## begin DATA FOR PROCESSING
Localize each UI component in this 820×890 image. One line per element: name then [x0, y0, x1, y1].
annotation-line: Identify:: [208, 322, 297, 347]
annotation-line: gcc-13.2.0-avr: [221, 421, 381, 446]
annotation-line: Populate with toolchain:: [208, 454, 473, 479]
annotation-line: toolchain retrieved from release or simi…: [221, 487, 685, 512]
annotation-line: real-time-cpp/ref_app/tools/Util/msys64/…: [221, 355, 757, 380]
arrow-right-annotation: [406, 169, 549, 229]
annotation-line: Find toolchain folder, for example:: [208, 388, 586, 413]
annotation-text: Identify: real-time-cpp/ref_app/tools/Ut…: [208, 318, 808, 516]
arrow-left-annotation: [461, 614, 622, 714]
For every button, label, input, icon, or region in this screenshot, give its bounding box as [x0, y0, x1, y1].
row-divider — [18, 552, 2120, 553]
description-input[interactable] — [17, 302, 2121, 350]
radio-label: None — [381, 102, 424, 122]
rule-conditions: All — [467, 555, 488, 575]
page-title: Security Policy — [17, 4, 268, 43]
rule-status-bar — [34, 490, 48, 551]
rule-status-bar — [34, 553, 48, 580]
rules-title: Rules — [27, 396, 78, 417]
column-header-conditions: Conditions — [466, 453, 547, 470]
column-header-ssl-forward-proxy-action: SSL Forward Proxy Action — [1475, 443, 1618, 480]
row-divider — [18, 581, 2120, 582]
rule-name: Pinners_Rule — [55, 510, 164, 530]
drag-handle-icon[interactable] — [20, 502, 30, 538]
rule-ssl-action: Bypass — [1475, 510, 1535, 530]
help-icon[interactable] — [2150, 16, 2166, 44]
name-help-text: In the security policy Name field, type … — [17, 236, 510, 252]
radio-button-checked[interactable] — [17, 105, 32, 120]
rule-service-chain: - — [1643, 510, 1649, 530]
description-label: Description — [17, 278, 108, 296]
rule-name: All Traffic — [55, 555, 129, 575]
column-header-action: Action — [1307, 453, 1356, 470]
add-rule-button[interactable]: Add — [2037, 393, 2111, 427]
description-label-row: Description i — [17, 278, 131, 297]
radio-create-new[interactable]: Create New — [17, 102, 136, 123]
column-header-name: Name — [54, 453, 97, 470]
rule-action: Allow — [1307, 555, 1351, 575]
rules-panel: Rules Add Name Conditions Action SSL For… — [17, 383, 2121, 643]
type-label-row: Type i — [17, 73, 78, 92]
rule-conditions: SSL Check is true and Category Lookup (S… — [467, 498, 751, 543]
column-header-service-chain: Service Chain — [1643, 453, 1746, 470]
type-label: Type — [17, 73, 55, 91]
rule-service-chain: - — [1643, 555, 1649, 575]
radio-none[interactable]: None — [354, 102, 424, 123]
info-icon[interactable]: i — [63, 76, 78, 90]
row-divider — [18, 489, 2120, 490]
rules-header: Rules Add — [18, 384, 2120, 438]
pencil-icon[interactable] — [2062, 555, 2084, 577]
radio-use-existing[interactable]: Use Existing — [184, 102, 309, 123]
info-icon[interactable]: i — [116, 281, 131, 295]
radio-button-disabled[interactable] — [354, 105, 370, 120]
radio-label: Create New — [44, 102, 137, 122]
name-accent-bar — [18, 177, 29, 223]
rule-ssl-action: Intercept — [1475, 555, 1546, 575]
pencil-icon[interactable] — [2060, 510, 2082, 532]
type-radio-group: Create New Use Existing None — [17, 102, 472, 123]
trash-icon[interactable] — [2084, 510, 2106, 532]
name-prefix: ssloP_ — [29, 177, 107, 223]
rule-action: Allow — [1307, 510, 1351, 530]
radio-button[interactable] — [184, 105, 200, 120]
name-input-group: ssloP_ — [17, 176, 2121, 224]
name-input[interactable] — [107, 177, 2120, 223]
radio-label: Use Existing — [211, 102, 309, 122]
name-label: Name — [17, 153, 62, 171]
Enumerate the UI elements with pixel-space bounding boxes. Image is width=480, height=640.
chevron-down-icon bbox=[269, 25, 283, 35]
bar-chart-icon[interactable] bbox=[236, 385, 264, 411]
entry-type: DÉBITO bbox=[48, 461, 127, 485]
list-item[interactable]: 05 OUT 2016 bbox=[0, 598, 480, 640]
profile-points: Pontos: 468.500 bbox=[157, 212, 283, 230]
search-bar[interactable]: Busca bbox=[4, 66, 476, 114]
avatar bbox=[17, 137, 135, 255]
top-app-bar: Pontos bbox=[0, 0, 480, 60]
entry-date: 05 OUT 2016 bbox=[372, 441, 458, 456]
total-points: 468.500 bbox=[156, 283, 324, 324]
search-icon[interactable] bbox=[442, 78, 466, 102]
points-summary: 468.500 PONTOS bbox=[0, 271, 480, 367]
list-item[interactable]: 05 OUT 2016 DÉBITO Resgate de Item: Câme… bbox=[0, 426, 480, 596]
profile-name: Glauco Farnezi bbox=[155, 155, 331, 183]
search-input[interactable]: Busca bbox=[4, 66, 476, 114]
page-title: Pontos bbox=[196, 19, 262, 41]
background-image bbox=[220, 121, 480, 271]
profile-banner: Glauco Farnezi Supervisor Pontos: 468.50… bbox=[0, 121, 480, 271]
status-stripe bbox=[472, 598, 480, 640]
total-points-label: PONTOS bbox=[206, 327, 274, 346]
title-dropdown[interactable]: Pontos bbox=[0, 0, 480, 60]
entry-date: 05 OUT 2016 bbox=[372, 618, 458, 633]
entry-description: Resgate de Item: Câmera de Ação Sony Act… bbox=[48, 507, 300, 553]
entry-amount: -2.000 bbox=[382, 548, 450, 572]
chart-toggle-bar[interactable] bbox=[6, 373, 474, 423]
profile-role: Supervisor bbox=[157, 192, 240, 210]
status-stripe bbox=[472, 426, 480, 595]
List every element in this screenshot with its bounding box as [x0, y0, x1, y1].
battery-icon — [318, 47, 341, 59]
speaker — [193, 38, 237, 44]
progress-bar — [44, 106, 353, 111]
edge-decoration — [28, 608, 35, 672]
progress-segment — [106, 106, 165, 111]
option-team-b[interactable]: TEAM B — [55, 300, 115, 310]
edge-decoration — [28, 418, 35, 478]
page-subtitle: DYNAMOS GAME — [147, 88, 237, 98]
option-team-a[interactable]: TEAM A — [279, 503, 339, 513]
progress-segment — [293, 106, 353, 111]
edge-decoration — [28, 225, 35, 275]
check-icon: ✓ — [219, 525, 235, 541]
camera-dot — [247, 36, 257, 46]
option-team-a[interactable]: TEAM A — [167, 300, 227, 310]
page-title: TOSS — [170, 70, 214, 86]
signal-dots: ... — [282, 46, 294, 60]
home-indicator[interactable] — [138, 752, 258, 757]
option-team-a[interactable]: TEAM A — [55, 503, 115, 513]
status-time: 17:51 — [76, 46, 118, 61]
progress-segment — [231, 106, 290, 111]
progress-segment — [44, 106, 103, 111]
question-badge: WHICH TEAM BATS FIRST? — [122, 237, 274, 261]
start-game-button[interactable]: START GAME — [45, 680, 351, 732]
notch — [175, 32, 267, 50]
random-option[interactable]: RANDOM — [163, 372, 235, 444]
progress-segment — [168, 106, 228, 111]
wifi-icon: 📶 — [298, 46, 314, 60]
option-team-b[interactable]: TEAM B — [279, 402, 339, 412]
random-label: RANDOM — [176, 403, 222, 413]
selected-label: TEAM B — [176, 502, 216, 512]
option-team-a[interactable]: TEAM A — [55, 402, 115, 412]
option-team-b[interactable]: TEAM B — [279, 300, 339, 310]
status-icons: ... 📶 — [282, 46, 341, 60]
## end DATA FOR PROCESSING
Copy out, word for word, every line of the entries above, from the very first line up to and including the line with "column-header-conditions: Conditions —".

● **PROBLEM SOLUTION**:
Localize each UI component in this 820×890 image. One line per element: name then [x0, y0, x1, y1].
annotation-line: Identify:: [208, 322, 297, 347]
annotation-line: gcc-13.2.0-avr: [221, 421, 381, 446]
annotation-line: Populate with toolchain:: [208, 454, 473, 479]
annotation-line: toolchain retrieved from release or simi…: [221, 487, 685, 512]
annotation-line: real-time-cpp/ref_app/tools/Util/msys64/…: [221, 355, 757, 380]
arrow-right-annotation: [406, 169, 549, 229]
annotation-line: Find toolchain folder, for example:: [208, 388, 586, 413]
annotation-text: Identify: real-time-cpp/ref_app/tools/Ut…: [208, 318, 808, 516]
arrow-left-annotation: [461, 614, 622, 714]
For every button, label, input, icon, or region in this screenshot, give its bounding box as [x0, y0, x1, y1].
row-divider — [18, 552, 2120, 553]
description-input[interactable] — [17, 302, 2121, 350]
radio-label: None — [381, 102, 424, 122]
rule-conditions: All — [467, 555, 488, 575]
page-title: Security Policy — [17, 4, 268, 43]
rule-status-bar — [34, 490, 48, 551]
rule-status-bar — [34, 553, 48, 580]
rules-title: Rules — [27, 396, 78, 417]
column-header-conditions: Conditions — [466, 453, 547, 470]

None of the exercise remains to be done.